━━ Exercise input

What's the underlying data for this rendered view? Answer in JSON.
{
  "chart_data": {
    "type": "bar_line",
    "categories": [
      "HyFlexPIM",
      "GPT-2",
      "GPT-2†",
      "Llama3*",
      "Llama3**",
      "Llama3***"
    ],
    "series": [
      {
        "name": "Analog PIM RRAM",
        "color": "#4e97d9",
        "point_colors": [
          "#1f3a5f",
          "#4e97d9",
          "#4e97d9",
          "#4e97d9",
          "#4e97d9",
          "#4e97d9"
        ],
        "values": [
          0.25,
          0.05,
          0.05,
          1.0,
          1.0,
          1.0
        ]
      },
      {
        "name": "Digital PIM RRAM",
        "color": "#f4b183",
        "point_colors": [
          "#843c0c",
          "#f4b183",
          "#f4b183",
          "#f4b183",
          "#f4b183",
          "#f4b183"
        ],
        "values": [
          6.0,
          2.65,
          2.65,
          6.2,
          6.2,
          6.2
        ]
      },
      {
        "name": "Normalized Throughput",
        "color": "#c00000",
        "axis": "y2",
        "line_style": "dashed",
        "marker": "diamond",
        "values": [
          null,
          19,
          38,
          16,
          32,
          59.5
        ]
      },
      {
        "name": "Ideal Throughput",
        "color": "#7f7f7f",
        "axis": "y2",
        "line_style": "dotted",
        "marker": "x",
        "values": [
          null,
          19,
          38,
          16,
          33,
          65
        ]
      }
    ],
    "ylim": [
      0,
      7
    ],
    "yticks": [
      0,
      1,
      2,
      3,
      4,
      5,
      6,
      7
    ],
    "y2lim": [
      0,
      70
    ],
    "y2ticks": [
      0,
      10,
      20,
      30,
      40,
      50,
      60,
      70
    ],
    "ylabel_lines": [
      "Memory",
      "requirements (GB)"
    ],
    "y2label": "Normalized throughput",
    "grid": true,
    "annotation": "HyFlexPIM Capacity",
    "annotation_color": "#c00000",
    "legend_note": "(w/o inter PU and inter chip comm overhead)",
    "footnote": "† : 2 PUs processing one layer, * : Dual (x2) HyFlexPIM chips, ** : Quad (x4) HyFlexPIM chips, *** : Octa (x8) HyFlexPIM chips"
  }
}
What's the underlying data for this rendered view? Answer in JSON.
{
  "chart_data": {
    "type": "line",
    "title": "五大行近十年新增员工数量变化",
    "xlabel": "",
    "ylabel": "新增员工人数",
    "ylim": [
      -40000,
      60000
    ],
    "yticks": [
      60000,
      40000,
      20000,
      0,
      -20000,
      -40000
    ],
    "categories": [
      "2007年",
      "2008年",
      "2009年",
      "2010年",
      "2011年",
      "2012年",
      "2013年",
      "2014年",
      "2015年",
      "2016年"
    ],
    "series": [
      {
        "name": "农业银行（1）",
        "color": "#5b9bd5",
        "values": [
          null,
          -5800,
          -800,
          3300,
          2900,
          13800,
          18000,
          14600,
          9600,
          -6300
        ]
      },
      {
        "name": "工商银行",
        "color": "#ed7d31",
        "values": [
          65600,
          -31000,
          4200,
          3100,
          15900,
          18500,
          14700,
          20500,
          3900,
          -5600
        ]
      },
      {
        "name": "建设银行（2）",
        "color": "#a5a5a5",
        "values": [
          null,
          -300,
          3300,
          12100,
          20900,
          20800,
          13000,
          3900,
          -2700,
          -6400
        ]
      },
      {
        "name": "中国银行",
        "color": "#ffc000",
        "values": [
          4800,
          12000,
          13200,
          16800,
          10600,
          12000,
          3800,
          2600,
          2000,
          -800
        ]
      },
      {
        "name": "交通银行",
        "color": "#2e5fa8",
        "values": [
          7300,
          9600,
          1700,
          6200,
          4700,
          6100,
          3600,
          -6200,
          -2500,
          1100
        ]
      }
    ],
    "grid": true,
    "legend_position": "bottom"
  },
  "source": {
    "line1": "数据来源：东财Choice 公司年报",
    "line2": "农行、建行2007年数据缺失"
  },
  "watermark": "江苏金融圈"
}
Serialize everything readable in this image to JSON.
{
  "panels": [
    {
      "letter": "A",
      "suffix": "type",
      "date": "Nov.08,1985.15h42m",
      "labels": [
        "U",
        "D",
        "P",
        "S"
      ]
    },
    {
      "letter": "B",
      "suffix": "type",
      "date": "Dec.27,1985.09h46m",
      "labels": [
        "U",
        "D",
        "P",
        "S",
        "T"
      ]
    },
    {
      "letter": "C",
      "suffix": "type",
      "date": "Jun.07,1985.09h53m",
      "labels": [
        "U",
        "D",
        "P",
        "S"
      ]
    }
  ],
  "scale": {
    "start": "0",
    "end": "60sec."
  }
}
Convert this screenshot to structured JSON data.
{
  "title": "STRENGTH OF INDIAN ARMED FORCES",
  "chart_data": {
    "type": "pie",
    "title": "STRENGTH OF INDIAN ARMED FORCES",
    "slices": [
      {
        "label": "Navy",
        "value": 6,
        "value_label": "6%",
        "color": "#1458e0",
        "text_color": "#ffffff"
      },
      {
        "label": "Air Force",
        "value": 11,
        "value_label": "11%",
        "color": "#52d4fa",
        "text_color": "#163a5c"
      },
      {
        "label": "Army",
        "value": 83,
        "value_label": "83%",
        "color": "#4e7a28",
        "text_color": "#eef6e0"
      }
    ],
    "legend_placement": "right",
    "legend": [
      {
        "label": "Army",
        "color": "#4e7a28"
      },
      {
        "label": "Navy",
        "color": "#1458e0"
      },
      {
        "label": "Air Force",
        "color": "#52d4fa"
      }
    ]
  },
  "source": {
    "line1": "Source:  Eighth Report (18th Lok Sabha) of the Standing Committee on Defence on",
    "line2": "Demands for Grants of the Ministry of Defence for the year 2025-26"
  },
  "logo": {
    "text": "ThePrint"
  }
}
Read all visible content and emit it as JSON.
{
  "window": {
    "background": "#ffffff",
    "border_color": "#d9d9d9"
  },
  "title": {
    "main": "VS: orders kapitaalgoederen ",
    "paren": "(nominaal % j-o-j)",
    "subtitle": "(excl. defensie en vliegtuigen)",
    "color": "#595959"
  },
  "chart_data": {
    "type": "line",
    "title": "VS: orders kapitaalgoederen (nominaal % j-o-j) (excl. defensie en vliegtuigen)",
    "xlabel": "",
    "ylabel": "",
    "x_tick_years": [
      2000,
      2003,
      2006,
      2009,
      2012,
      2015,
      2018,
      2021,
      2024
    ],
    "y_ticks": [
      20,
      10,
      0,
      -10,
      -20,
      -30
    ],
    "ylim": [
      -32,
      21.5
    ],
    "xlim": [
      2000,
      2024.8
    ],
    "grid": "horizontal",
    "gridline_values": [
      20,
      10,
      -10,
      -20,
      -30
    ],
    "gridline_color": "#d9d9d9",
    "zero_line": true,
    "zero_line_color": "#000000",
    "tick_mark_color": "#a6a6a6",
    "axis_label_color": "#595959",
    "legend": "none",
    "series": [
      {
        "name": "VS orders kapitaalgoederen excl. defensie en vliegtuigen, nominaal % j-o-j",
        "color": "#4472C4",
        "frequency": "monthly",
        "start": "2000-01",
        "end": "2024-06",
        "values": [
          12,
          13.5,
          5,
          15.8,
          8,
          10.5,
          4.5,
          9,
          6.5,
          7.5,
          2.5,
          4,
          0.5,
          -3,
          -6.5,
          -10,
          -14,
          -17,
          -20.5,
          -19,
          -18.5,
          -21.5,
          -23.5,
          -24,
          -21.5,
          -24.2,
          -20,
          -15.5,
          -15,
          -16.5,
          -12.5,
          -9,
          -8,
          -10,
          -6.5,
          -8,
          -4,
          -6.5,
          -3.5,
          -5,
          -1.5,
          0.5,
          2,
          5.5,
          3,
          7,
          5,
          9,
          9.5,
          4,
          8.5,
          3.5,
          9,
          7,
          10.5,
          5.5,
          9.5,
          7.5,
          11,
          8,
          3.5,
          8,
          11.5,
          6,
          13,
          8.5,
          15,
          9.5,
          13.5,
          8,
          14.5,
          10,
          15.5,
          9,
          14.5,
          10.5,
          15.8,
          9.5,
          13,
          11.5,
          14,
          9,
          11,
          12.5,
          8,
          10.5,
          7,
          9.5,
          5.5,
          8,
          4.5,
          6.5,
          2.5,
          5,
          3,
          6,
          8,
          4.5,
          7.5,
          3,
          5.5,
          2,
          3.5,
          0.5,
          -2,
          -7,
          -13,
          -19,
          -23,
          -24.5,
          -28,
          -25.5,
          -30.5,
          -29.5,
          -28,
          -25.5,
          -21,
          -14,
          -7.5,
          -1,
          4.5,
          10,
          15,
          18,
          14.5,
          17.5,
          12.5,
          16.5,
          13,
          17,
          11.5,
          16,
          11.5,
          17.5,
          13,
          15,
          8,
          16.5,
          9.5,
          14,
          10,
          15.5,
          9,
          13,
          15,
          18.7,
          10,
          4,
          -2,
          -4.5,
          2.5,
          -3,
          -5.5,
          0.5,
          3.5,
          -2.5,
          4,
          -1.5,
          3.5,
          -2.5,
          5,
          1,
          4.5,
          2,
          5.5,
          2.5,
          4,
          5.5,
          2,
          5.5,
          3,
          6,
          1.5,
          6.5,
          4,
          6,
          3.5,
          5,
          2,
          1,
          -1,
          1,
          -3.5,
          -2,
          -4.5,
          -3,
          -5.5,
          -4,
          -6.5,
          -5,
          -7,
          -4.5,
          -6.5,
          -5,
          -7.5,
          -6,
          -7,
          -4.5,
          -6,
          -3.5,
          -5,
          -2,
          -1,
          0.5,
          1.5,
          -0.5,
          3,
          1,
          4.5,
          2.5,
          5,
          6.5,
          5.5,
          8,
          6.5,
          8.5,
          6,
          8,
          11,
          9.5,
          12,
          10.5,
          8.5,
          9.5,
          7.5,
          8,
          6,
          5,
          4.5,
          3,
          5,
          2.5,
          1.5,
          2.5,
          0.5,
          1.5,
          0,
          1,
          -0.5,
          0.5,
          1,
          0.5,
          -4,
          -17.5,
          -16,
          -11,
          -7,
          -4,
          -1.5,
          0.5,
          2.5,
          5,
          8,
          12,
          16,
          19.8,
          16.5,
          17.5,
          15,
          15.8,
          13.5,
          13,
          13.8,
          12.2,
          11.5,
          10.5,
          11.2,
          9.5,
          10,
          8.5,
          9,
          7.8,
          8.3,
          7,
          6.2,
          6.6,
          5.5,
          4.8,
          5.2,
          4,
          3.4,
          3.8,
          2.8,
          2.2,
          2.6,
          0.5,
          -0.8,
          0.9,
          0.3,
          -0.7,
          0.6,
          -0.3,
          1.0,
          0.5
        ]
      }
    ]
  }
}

━━━━

▶ _Stated goal_: Scan the records above for the string "this", then select every line that holds it.

▶ _Response below_:
What's the underlying data for this rendered view? Answer in JSON.
What's the underlying data for this rendered view? Answer in JSON.
Serialize everything readable in this image to JSON.
Convert this screenshot to structured JSON data.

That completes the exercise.